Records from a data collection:
◆ ◆ ◆

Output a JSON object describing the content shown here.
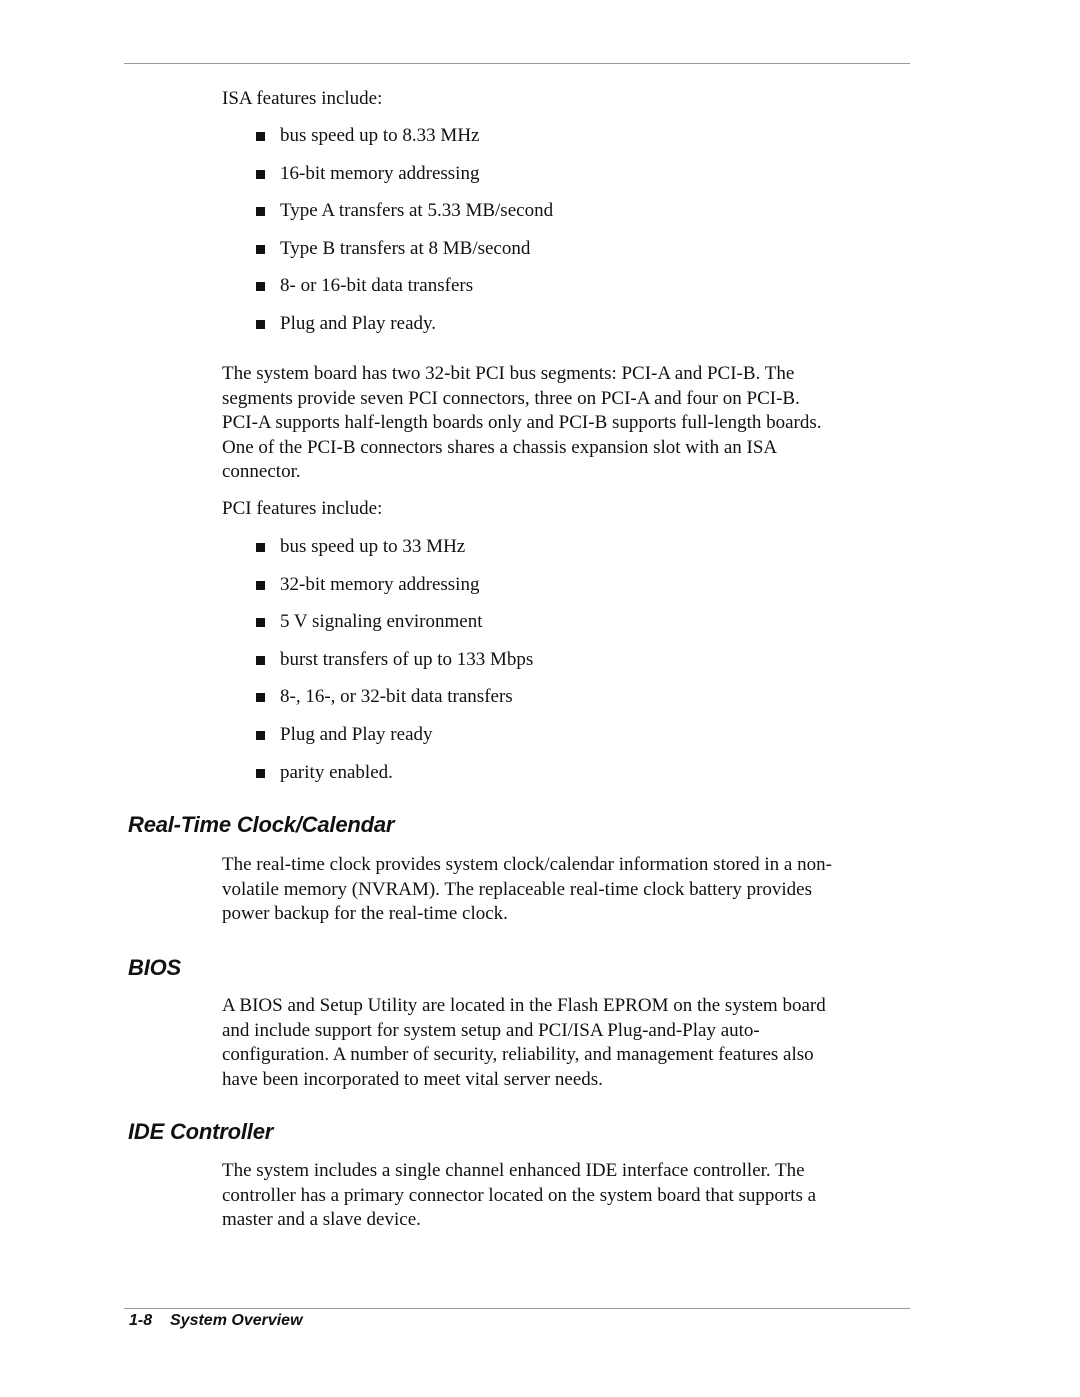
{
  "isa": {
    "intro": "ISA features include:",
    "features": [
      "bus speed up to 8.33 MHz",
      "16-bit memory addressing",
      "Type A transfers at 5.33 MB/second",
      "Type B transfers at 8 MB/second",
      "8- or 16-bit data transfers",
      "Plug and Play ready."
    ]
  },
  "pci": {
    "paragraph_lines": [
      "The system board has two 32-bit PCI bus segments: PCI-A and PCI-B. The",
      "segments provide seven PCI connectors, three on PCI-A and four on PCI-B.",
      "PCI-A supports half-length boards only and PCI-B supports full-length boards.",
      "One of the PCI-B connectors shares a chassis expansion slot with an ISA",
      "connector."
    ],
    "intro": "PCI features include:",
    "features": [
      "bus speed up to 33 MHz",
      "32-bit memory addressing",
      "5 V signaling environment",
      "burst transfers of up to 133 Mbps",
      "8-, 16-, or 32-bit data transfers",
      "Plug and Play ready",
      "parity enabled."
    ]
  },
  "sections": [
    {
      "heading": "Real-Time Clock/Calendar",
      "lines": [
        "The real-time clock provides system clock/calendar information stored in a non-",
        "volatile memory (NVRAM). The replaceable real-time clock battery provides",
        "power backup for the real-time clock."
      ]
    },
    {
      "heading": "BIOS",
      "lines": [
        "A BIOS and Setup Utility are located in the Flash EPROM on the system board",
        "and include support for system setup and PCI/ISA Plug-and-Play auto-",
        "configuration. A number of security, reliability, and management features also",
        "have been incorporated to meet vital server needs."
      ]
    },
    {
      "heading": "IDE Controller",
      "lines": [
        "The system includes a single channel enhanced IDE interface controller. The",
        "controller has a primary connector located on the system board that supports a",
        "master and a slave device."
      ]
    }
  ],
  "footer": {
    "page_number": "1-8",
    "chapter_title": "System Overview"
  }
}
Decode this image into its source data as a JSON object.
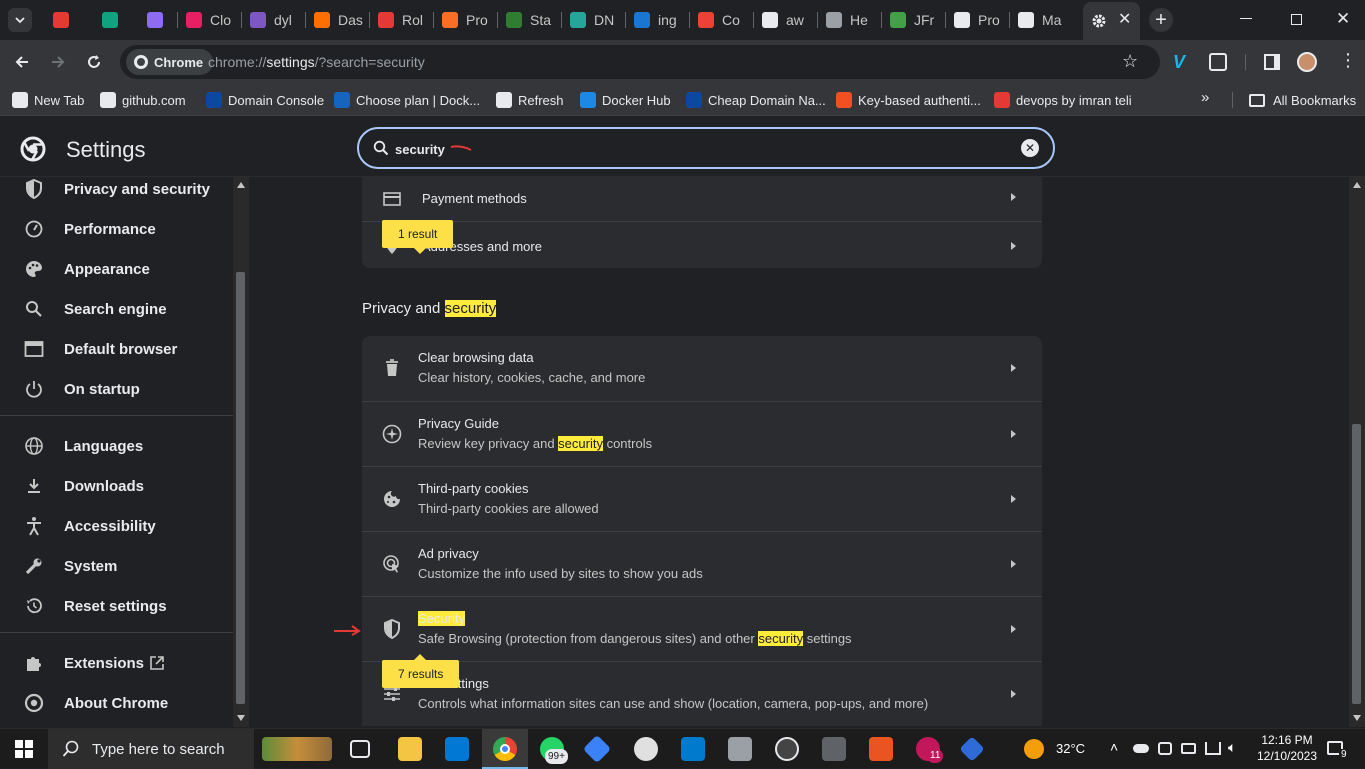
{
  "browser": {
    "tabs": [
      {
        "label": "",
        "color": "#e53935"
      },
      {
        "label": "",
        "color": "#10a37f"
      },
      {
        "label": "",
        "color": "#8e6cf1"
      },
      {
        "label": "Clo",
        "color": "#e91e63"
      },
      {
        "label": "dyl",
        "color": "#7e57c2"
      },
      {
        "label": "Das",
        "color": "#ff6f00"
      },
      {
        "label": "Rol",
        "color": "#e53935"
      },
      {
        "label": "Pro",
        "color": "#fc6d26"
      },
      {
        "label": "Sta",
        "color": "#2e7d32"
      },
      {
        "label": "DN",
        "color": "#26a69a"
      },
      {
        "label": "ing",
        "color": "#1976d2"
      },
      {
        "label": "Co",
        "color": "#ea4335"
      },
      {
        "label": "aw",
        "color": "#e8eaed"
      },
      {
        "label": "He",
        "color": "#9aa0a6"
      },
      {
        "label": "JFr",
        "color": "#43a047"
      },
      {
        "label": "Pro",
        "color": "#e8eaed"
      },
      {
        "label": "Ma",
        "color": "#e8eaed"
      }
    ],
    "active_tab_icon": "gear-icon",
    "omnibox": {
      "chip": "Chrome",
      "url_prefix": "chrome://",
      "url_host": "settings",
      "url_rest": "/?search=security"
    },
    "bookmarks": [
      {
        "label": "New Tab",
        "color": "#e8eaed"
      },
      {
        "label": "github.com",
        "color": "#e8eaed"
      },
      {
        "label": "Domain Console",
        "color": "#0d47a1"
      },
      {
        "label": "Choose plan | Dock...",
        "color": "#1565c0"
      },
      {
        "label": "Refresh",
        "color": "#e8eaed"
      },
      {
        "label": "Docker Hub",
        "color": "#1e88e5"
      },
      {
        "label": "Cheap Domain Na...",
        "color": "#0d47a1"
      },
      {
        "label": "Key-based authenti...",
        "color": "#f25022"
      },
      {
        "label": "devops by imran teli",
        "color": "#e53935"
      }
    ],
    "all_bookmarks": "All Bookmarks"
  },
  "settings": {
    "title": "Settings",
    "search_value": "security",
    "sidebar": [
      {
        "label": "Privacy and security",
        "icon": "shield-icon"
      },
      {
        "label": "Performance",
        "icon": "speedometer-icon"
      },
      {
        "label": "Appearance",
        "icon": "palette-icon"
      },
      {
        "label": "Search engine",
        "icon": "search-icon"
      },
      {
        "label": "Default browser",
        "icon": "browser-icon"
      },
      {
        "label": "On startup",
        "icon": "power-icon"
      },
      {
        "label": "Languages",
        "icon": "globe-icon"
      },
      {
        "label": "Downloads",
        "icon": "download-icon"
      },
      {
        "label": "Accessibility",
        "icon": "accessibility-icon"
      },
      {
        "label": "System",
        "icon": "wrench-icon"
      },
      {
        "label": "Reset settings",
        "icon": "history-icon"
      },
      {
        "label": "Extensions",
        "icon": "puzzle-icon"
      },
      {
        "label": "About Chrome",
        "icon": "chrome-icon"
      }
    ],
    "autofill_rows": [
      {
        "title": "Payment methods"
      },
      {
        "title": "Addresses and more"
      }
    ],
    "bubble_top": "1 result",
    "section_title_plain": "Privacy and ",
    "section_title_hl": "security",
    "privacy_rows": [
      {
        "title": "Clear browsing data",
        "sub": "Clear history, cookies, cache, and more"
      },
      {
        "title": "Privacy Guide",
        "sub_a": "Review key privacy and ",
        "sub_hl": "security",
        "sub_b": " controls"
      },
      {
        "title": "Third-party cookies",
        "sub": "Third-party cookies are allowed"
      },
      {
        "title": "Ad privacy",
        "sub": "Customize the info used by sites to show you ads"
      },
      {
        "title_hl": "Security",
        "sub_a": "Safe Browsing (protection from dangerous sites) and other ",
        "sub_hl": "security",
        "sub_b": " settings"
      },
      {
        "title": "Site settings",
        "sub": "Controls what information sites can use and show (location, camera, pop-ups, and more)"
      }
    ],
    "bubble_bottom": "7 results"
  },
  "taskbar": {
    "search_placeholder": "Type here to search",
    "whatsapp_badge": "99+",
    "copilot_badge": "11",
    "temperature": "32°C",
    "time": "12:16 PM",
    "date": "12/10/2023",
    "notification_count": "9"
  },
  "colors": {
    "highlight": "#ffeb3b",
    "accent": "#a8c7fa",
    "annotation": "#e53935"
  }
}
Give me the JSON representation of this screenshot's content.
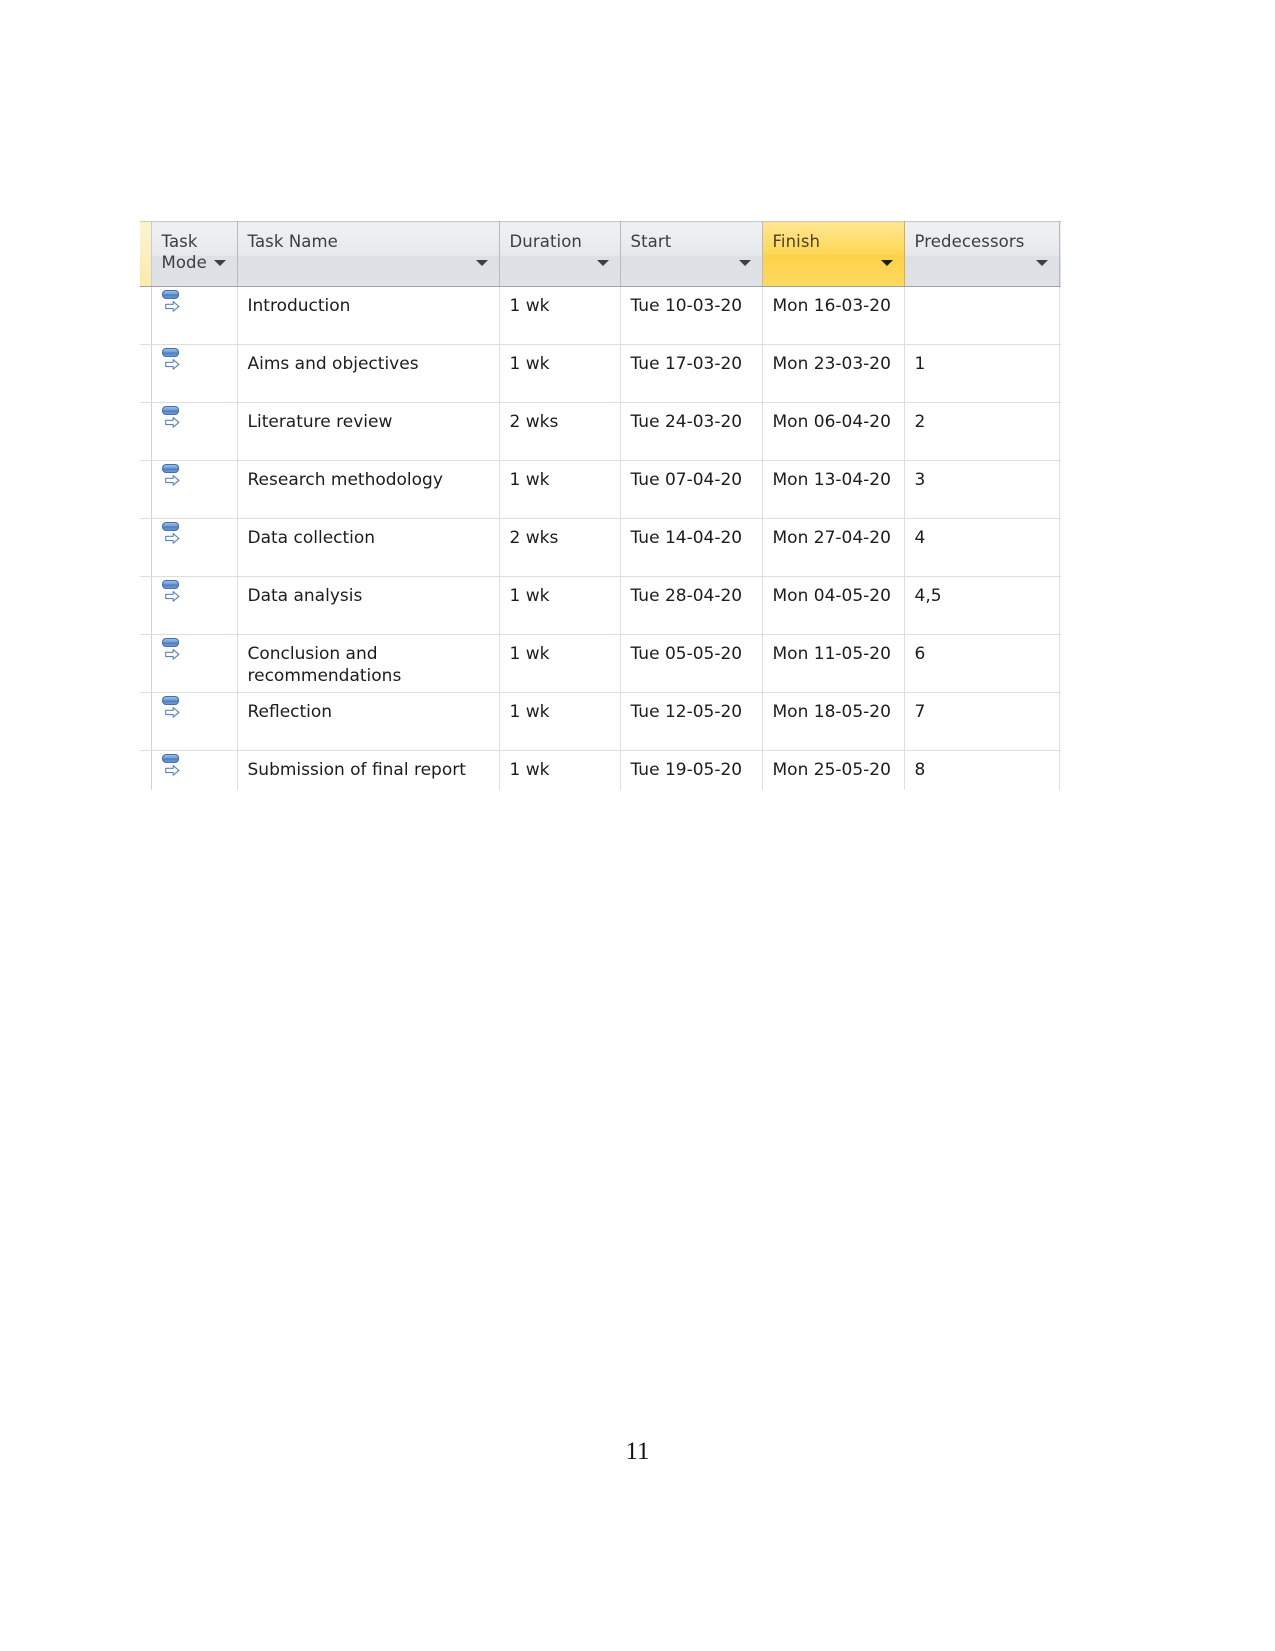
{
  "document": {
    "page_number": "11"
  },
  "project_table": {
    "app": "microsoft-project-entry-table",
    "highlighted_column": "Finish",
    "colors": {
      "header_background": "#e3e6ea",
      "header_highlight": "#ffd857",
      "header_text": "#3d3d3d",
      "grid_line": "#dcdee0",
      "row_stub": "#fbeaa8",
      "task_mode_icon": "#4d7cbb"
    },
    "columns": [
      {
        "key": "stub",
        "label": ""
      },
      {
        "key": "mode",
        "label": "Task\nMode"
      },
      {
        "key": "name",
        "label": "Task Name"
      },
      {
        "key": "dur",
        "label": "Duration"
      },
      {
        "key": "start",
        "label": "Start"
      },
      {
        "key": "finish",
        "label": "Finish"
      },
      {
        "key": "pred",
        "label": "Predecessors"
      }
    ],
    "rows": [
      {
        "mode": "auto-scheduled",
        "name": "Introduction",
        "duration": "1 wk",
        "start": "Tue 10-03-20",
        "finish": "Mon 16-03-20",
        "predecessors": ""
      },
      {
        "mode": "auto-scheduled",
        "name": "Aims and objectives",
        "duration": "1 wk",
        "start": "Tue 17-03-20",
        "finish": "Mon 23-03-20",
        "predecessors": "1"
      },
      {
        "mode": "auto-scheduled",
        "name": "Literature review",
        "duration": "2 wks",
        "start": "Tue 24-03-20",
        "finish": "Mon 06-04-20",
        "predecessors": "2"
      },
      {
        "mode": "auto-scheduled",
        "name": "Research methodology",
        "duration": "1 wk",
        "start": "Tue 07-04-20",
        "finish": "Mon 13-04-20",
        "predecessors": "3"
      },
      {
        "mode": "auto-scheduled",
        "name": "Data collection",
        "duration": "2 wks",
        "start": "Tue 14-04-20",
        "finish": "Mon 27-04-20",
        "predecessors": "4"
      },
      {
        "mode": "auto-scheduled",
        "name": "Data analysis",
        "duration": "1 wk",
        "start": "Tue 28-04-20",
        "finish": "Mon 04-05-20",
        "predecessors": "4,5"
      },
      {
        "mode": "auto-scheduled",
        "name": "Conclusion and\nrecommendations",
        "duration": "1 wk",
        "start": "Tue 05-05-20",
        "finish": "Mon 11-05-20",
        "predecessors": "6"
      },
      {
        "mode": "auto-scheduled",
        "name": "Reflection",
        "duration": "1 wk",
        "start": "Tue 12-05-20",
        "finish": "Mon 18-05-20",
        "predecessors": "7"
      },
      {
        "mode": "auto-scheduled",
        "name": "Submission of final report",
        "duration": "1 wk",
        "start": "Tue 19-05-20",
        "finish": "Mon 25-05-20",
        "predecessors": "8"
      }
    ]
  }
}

◆ ◆ ◆

**What is being asked**:
Locate all lines in the listing above with the word "BIOS" and copy them.

**Worked answer**:
      "heading": "BIOS",
        "A BIOS and Setup Utility are located in the Flash EPROM on the system board",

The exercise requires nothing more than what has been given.